>>>>>
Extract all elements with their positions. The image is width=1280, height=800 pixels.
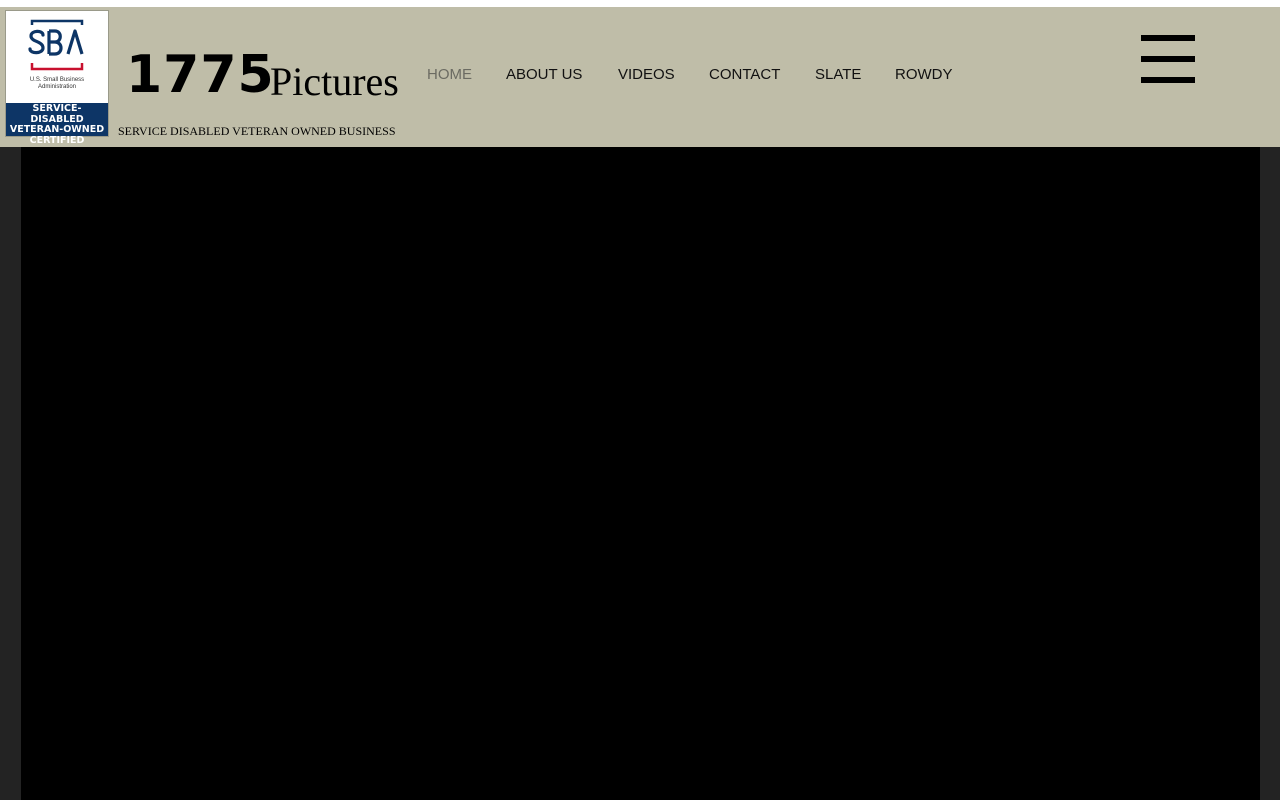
top-strip [0, 0, 1280, 7]
nav-videos[interactable]: VIDEOS [618, 66, 675, 83]
site-header: U.S. Small Business Administration SERVI… [0, 7, 1280, 147]
sba-logo-icon [28, 19, 84, 71]
nav-about-us[interactable]: ABOUT US [506, 66, 582, 83]
nav-contact[interactable]: CONTACT [709, 66, 780, 83]
nav-rowdy[interactable]: ROWDY [895, 66, 953, 83]
main-content [0, 147, 1280, 800]
hamburger-bar [1141, 77, 1195, 83]
nav-home[interactable]: HOME [427, 66, 472, 83]
sba-subtitle: U.S. Small Business Administration [29, 77, 85, 90]
hamburger-bar [1141, 35, 1195, 41]
brand-word[interactable]: Pictures [270, 59, 399, 105]
certification-label: SERVICE-DISABLED VETERAN-OWNED CERTIFIED [6, 103, 108, 145]
nav-slate[interactable]: SLATE [815, 66, 861, 83]
sba-certification-badge[interactable]: U.S. Small Business Administration SERVI… [5, 10, 109, 145]
hamburger-menu-icon[interactable] [1141, 35, 1195, 83]
video-player[interactable] [21, 147, 1260, 800]
brand-tagline: SERVICE DISABLED VETERAN OWNED BUSINESS [118, 124, 396, 138]
hamburger-bar [1141, 56, 1195, 62]
brand-number[interactable]: 1775 [126, 45, 275, 105]
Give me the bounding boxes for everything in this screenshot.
<<<<<
Copy all of the data above word for word, leaving out the picture.

Extract all elements with their positions. The image is width=1280, height=800 pixels.
top-strip [0, 0, 1280, 7]
nav-videos[interactable]: VIDEOS [618, 66, 675, 83]
site-header: U.S. Small Business Administration SERVI… [0, 7, 1280, 147]
sba-logo-icon [28, 19, 84, 71]
nav-about-us[interactable]: ABOUT US [506, 66, 582, 83]
nav-contact[interactable]: CONTACT [709, 66, 780, 83]
nav-rowdy[interactable]: ROWDY [895, 66, 953, 83]
main-content [0, 147, 1280, 800]
hamburger-bar [1141, 77, 1195, 83]
nav-home[interactable]: HOME [427, 66, 472, 83]
sba-subtitle: U.S. Small Business Administration [29, 77, 85, 90]
hamburger-bar [1141, 35, 1195, 41]
brand-word[interactable]: Pictures [270, 59, 399, 105]
certification-label: SERVICE-DISABLED VETERAN-OWNED CERTIFIED [6, 103, 108, 145]
nav-slate[interactable]: SLATE [815, 66, 861, 83]
sba-certification-badge[interactable]: U.S. Small Business Administration SERVI… [5, 10, 109, 145]
hamburger-menu-icon[interactable] [1141, 35, 1195, 83]
video-player[interactable] [21, 147, 1260, 800]
brand-tagline: SERVICE DISABLED VETERAN OWNED BUSINESS [118, 124, 396, 138]
hamburger-bar [1141, 56, 1195, 62]
brand-number[interactable]: 1775 [126, 45, 275, 105]
Give me the bounding boxes for everything in this screenshot.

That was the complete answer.